### EXTRAIT

De manière complémentaire, son 4 prévoyait que les personnes condamnées sont, en outre, frappées de certaines incapacités.

 

Enfin, son 5 imposait la publication des décisions portant condamnation.

 

* Par la suite, ces dispositions ont été codifiées, à droit constant, par un décret du 28 avril 197211.

 

Les dispositions du paragraphe I de l’article 5 de la loi du 28 décembre 1966 ont ainsi été reprises – en reproduisant la même construction en alinéas numérotés – pour constituer l’article 459 du code des douanes12, figurant au sein de son titre XIV intitulé « Contentieux des relations financières avec l’étranger » (qui comprend les articles 451 à 459).

 

Le montant des peines d’amende prévues à l’article 459 a été réévalué à plusieurs reprises13. En outre, l’article 432 bis du code des douanes prévoit que les personnes physiques coupables des infractions prévues notamment à l’article 459 encourent également les peines complémentaires d’interdiction d’exercer une profession commerciale ou de diriger, d’administrer, de gérer ou de contrôler à un titre quelconque, directement ou indirectement, pour son propre compte ou pour le compte d’autrui, une entreprise commerciale ou industrielle ou une société commerciale14.

 

Le champ d’application de cet article a par ailleurs été étendu afin de réprimer les infractions aux régimes de sanctions financières prévus par l’Union européenne et les traités internationaux15. Peut ainsi être réprimée, au titre des infractions cambiaires, la méconnaissance des mesures interdisant ou restreignant les relations économiques et financières avec l’étranger dans le cadre notamment de la répression du crime international et du terrorisme, ou imposant le blocage des avoirs financiers de certaines personnes ou entités visées par des sanctions internationales16.

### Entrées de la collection

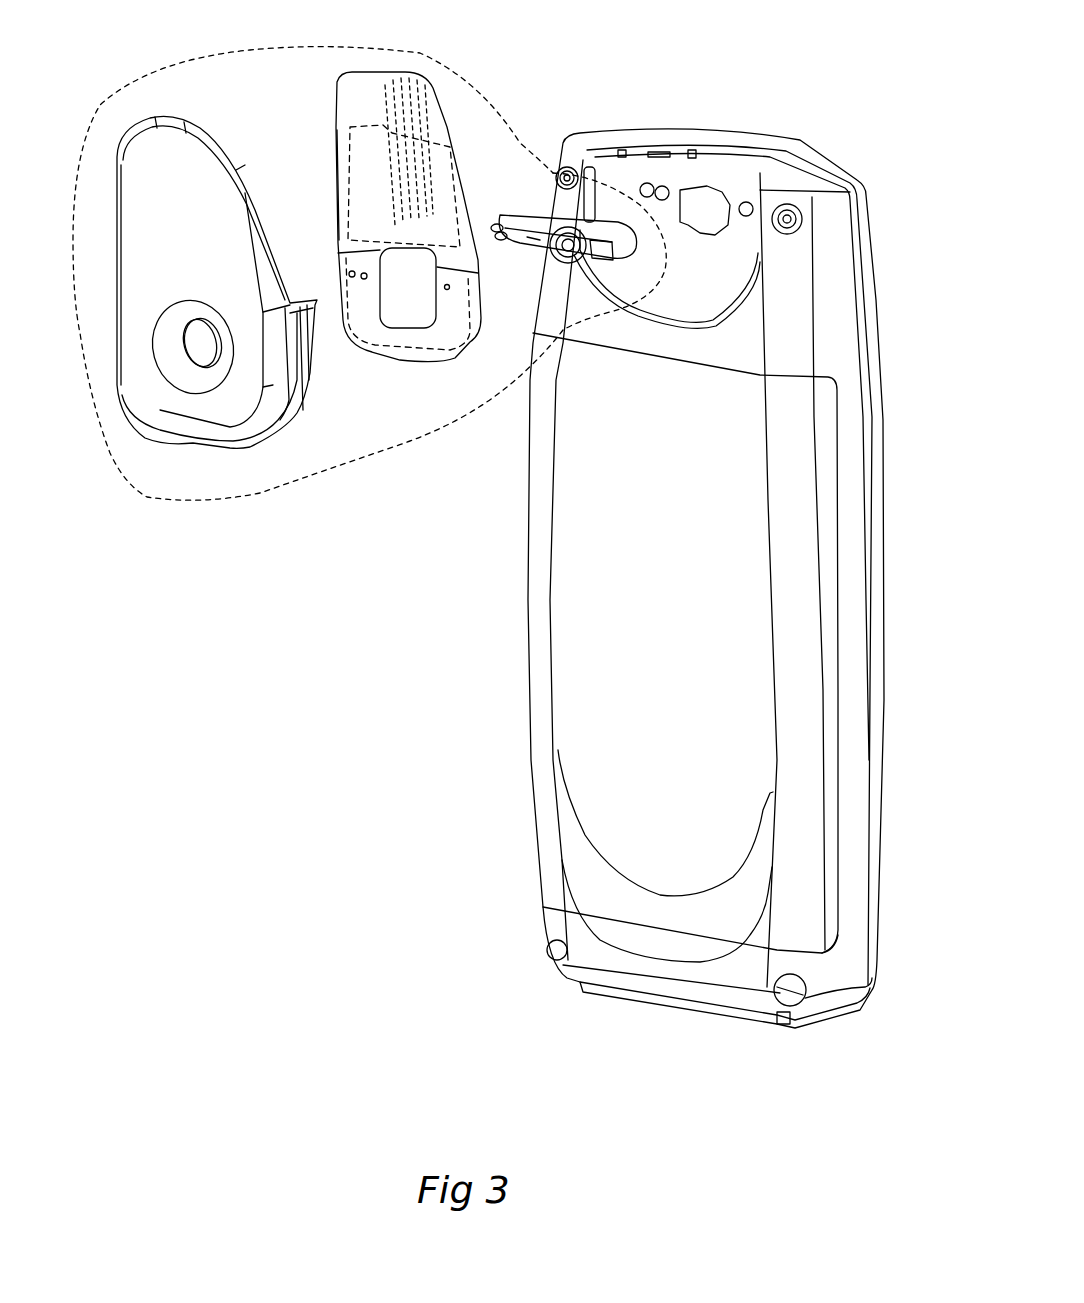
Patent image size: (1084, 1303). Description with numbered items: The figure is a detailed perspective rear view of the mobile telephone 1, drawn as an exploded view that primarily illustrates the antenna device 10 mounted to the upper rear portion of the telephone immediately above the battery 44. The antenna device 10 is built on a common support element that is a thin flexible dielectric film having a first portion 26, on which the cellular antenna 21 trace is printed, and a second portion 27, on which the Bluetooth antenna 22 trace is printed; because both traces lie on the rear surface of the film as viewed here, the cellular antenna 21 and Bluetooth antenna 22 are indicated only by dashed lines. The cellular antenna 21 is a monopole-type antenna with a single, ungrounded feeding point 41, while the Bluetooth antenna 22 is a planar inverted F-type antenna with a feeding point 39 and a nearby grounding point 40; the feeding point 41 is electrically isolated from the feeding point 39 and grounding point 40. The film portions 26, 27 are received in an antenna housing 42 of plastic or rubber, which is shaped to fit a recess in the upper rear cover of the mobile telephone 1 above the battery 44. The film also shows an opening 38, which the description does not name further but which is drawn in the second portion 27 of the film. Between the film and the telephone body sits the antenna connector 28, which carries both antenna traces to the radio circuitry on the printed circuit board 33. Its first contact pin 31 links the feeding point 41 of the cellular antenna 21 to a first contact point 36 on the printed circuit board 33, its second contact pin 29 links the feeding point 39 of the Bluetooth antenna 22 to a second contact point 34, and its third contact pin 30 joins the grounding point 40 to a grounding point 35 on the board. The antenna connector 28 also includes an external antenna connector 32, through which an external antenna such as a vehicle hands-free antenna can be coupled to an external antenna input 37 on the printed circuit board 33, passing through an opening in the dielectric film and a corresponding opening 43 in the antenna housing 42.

The mobile telephone 1 is at (835, 270).
The antenna device 10 is at (219, 76).
The cellular antenna 21 is at (353, 88).
The Bluetooth antenna 22 is at (390, 353).
The first portion of flexible dielectric film 26 is at (337, 127).
The second portion of flexible dielectric film 27 is at (337, 236).
The antenna connector 28 is at (535, 218).
The second contact pin 29 is at (510, 221).
The third contact pin 30 is at (527, 237).
The first contact pin 31 is at (612, 262).
The external antenna connector 32 is at (560, 263).
The printed circuit board 33 is at (623, 170).
The second contact point 34 is at (647, 183).
The grounding point on printed circuit board 35 is at (665, 185).
The first contact point 36 is at (750, 200).
The external antenna input 37 is at (705, 200).
The lens window 38 is at (420, 290).
The feeding point of Bluetooth antenna 39 is at (347, 272).
The grounding point of Bluetooth antenna 40 is at (361, 277).
The feeding point of cellular antenna 41 is at (449, 289).
The antenna housing 42 is at (143, 260).
The opening in antenna housing 43 is at (205, 347).
The battery 44 is at (570, 578).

### CONSIGNES
1. Recopiez mot pour mot la partie de l'extrait sur l'article 459 du code des douanes qui va de « Enfin, son 5 » jusqu'à « du 28 avril 197211. » inclus.
2. Résumez en deux phrases l'extrait sur l'article 459 du code des douanes.

### RÉPONSES PAR CONSIGNE
1.
Enfin, son 5 imposait la publication des décisions portant condamnation.

 

* Par la suite, ces dispositions ont été codifiées, à droit constant, par un décret du 28 avril 197211.

2. Le paragraphe I de l'article 5 de la loi du 28 décembre 1966 a été codifié à droit constant par un décret du 28 avril 1972 pour devenir l'article 459 du code des douanes. Le montant de ses amendes a été réévalué à plusieurs reprises, l'article 432 bis y ajoute des peines complémentaires d'interdiction pour les personnes physiques, et son champ a été étendu aux infractions aux régimes de sanctions financières de l'Union européenne et des traités internationaux.